::: RECORDS FOR THIS EXERCISE :::

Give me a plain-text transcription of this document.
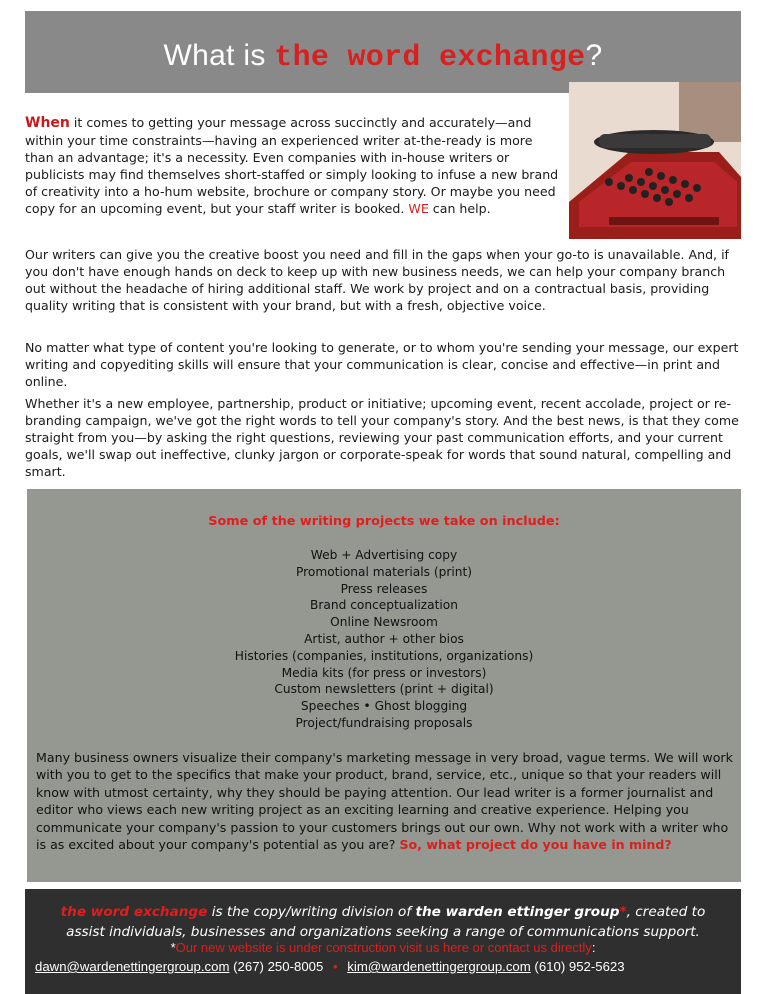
What is the word exchange?
When it comes to getting your message across succinctly and accurately—and within your time constraints—having an experienced writer at-the-ready is more than an advantage; it's a necessity. Even companies with in-house writers or publicists may find themselves short-staffed or simply looking to infuse a new brand of creativity into a ho-hum website, brochure or company story. Or maybe you need copy for an upcoming event, but your staff writer is booked. WE can help.
Our writers can give you the creative boost you need and fill in the gaps when your go-to is unavailable. And, if you don't have enough hands on deck to keep up with new business needs, we can help your company branch out without the headache of hiring additional staff. We work by project and on a contractual basis, providing quality writing that is consistent with your brand, but with a fresh, objective voice.
No matter what type of content you're looking to generate, or to whom you're sending your message, our expert writing and copyediting skills will ensure that your communication is clear, concise and effective—in print and online.
Whether it's a new employee, partnership, product or initiative; upcoming event, recent accolade, project or re-branding campaign, we've got the right words to tell your company's story. And the best news, is that they come straight from you—by asking the right questions, reviewing your past communication efforts, and your current goals, we'll swap out ineffective, clunky jargon or corporate-speak for words that sound natural, compelling and smart.
Some of the writing projects we take on include:
Web + Advertising copy
Promotional materials (print)
Press releases
Brand conceptualization
Online Newsroom
Artist, author + other bios
Histories (companies, institutions, organizations)
Media kits (for press or investors)
Custom newsletters (print + digital)
Speeches • Ghost blogging
Project/fundraising proposals
Many business owners visualize their company's marketing message in very broad, vague terms. We will work with you to get to the specifics that make your product, brand, service, etc., unique so that your readers will know with utmost certainty, why they should be paying attention. Our lead writer is a former journalist and editor who views each new writing project as an exciting learning and creative experience. Helping you communicate your company's passion to your customers brings out our own. Why not work with a writer who is as excited about your company's potential as you are? So, what project do you have in mind?
the word exchange is the copy/writing division of the warden ettinger group*, created to assist individuals, businesses and organizations seeking a range of communications support.
*Our new website is under construction visit us here or contact us directly:
dawn@wardenettingergroup.com (267) 250-8005 • kim@wardenettingergroup.com (610) 952-5623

:::

§ **WORK TO BE COMPLETED**
The records above must be echoed exactly, minus their pictures.

§ **ANSWER TO THIS PROBLEM**
Give me a plain-text transcription of this document.
What is the word exchange?
When it comes to getting your message across succinctly and accurately—and within your time constraints—having an experienced writer at-the-ready is more than an advantage; it's a necessity. Even companies with in-house writers or publicists may find themselves short-staffed or simply looking to infuse a new brand of creativity into a ho-hum website, brochure or company story. Or maybe you need copy for an upcoming event, but your staff writer is booked. WE can help.
Our writers can give you the creative boost you need and fill in the gaps when your go-to is unavailable. And, if you don't have enough hands on deck to keep up with new business needs, we can help your company branch out without the headache of hiring additional staff. We work by project and on a contractual basis, providing quality writing that is consistent with your brand, but with a fresh, objective voice.
No matter what type of content you're looking to generate, or to whom you're sending your message, our expert writing and copyediting skills will ensure that your communication is clear, concise and effective—in print and online.
Whether it's a new employee, partnership, product or initiative; upcoming event, recent accolade, project or re-branding campaign, we've got the right words to tell your company's story. And the best news, is that they come straight from you—by asking the right questions, reviewing your past communication efforts, and your current goals, we'll swap out ineffective, clunky jargon or corporate-speak for words that sound natural, compelling and smart.
Some of the writing projects we take on include:
Web + Advertising copy
Promotional materials (print)
Press releases
Brand conceptualization
Online Newsroom
Artist, author + other bios
Histories (companies, institutions, organizations)
Media kits (for press or investors)
Custom newsletters (print + digital)
Speeches • Ghost blogging
Project/fundraising proposals
Many business owners visualize their company's marketing message in very broad, vague terms. We will work with you to get to the specifics that make your product, brand, service, etc., unique so that your readers will know with utmost certainty, why they should be paying attention. Our lead writer is a former journalist and editor who views each new writing project as an exciting learning and creative experience. Helping you communicate your company's passion to your customers brings out our own. Why not work with a writer who is as excited about your company's potential as you are? So, what project do you have in mind?
the word exchange is the copy/writing division of the warden ettinger group*, created to assist individuals, businesses and organizations seeking a range of communications support.
*Our new website is under construction visit us here or contact us directly:
dawn@wardenettingergroup.com (267) 250-8005 • kim@wardenettingergroup.com (610) 952-5623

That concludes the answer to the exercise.